**The task**.
Separate out the lines that hold "العصر".

**Data supplied**.

▶

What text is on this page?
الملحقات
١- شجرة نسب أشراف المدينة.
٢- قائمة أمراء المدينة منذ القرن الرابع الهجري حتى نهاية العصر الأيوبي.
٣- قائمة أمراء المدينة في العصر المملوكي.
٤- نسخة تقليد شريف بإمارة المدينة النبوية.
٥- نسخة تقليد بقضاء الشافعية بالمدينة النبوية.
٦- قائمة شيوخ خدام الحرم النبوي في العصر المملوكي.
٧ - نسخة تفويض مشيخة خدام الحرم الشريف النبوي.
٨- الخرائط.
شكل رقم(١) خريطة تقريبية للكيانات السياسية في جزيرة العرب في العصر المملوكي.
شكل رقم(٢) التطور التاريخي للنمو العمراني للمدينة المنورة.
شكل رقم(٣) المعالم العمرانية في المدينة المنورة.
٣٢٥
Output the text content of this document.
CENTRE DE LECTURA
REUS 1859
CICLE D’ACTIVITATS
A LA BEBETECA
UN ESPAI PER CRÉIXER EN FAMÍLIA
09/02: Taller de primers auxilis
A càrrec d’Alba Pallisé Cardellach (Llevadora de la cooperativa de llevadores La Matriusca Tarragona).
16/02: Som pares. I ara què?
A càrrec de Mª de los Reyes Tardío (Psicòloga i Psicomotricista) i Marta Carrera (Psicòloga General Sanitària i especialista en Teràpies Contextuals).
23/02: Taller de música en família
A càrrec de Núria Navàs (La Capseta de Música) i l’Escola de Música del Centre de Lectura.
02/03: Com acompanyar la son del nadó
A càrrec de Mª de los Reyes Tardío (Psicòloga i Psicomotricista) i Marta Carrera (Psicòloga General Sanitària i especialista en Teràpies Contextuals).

◀

**Complete output**.
٢- قائمة أمراء المدينة منذ القرن الرابع الهجري حتى نهاية العصر الأيوبي.
٣- قائمة أمراء المدينة في العصر المملوكي.
٦- قائمة شيوخ خدام الحرم النبوي في العصر المملوكي.
شكل رقم(١) خريطة تقريبية للكيانات السياسية في جزيرة العرب في العصر المملوكي.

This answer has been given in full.